• Task requirements: Tally up the lines carrying the string "quan" and respond with only the resulting number.

• Source material:
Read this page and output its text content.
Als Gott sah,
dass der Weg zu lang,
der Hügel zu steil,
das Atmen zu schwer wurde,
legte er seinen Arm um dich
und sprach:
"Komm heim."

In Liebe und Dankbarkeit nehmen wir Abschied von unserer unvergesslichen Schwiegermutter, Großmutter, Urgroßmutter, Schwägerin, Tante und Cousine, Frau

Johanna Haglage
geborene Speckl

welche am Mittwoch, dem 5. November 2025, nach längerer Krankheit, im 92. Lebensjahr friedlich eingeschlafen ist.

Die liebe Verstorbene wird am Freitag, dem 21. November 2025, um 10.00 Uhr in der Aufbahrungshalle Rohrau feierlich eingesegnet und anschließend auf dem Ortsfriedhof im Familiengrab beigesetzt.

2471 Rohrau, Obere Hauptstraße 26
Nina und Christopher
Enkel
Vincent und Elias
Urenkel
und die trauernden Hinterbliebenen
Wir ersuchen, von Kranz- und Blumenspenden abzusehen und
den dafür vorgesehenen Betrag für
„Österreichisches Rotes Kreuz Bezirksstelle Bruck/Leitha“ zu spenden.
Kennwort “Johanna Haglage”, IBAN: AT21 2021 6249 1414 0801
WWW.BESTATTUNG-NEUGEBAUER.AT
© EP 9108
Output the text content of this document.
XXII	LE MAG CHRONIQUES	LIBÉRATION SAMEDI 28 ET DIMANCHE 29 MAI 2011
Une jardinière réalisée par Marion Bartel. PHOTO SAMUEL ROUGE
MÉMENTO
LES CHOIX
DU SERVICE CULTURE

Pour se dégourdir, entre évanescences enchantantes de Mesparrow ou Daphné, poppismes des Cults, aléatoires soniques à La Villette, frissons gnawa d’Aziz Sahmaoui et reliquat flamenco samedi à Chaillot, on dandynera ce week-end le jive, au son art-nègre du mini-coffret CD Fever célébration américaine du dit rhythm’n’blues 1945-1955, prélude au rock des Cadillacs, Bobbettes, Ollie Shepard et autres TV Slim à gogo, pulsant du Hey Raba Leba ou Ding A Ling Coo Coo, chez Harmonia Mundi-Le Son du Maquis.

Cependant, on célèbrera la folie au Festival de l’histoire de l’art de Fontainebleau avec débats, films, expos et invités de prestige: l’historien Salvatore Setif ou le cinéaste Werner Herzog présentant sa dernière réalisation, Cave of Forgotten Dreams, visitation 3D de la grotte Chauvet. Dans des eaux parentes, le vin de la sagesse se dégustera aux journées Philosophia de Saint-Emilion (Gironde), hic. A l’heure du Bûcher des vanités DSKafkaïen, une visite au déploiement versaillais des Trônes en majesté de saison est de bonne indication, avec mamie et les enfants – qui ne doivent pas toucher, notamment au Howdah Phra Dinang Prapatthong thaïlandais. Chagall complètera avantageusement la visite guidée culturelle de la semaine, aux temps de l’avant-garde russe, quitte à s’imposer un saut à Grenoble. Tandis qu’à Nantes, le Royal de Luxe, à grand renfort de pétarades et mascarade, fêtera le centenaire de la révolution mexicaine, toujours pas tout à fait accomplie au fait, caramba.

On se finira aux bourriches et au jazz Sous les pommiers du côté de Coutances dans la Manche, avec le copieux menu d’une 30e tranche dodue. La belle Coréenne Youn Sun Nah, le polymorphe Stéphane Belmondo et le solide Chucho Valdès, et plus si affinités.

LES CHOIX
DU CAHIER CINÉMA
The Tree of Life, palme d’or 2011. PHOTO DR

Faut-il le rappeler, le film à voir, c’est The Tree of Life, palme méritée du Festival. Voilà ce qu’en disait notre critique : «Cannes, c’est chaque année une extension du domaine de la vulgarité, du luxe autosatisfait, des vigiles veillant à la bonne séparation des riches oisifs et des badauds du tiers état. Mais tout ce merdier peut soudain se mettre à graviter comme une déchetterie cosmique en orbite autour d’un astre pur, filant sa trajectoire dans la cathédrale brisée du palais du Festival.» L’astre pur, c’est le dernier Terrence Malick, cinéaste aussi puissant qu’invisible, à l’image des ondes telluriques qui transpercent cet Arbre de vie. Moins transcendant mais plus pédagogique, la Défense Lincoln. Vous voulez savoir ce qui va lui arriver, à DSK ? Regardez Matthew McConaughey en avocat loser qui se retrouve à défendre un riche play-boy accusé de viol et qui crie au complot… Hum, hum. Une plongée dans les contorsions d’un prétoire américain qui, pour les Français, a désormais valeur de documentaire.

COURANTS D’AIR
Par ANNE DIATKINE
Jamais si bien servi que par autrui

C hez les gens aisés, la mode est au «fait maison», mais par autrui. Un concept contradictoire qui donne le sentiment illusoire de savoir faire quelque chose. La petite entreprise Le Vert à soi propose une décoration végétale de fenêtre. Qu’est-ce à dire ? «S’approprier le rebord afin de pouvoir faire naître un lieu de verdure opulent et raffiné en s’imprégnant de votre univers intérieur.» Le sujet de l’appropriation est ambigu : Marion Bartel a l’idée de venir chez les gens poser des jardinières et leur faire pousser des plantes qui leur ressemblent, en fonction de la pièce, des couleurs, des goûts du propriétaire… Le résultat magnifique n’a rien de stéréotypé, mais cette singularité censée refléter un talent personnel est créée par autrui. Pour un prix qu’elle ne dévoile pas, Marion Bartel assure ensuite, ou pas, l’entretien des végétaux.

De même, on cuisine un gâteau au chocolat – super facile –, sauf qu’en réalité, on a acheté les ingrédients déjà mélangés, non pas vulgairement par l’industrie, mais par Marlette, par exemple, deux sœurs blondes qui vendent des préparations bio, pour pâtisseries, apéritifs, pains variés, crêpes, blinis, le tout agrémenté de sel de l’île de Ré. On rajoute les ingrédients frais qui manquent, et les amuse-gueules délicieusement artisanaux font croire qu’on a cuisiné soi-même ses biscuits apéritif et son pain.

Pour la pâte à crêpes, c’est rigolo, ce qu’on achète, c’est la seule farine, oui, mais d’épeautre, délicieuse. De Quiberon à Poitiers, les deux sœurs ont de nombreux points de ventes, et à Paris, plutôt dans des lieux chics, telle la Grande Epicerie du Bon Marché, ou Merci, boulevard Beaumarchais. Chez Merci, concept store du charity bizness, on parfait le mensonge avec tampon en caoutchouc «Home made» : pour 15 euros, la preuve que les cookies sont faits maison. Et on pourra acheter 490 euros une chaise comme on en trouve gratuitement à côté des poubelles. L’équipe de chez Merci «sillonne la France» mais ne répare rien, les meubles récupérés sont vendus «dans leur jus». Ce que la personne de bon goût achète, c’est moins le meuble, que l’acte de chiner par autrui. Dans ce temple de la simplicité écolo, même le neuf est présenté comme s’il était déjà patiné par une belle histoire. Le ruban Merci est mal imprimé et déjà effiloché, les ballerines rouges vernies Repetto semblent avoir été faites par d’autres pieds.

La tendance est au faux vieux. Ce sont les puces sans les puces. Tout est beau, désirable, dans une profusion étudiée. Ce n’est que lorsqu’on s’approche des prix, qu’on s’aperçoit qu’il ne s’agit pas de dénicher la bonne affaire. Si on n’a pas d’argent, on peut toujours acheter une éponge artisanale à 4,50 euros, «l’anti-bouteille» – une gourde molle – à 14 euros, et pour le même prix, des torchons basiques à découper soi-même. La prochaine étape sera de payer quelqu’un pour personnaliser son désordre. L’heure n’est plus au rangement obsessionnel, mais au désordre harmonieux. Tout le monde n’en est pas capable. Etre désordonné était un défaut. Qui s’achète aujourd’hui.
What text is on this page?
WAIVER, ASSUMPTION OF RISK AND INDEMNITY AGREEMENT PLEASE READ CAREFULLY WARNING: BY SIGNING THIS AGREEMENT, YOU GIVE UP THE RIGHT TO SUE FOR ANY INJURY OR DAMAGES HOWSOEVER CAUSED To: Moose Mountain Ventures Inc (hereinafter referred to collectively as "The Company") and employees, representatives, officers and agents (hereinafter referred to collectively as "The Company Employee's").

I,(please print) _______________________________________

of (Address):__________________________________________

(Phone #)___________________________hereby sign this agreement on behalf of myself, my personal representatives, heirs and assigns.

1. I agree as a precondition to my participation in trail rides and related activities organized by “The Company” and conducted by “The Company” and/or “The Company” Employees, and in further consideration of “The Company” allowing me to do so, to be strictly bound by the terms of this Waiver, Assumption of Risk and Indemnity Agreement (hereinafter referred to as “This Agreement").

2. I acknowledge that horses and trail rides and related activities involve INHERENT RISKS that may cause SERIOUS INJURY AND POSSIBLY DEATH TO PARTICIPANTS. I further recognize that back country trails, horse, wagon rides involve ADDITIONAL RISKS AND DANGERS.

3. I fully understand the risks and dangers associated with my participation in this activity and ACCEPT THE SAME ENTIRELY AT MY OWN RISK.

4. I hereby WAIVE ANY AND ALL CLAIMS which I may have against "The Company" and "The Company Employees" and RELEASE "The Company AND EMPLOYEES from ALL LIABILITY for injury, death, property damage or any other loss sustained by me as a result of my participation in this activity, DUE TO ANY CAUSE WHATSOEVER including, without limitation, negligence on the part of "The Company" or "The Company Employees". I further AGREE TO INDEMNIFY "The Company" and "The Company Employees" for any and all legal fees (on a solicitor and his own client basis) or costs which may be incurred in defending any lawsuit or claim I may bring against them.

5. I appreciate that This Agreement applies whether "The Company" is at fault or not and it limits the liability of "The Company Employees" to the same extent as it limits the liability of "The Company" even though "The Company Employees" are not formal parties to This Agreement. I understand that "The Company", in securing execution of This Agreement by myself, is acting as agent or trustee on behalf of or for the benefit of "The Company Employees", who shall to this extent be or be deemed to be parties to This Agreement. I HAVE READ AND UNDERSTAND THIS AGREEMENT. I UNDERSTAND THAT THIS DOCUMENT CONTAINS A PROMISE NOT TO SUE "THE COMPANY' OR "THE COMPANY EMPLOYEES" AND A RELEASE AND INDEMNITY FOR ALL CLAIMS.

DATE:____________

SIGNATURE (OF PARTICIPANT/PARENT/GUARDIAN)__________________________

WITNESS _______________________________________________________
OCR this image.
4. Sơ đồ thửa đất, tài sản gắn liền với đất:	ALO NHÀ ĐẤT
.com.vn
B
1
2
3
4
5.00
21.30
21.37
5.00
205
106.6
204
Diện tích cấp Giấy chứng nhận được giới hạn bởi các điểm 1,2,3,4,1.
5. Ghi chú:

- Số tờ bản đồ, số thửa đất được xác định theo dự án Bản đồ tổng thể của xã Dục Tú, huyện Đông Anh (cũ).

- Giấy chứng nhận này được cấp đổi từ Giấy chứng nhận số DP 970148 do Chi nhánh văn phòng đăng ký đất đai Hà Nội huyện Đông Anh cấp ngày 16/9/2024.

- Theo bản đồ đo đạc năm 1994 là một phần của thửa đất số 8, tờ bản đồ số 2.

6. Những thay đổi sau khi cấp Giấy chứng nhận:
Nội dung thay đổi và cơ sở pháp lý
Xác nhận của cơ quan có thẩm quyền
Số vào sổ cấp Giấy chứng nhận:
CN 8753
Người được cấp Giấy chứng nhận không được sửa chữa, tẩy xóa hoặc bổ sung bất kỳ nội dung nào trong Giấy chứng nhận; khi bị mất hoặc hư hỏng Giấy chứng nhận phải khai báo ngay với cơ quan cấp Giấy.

• Answer below: 2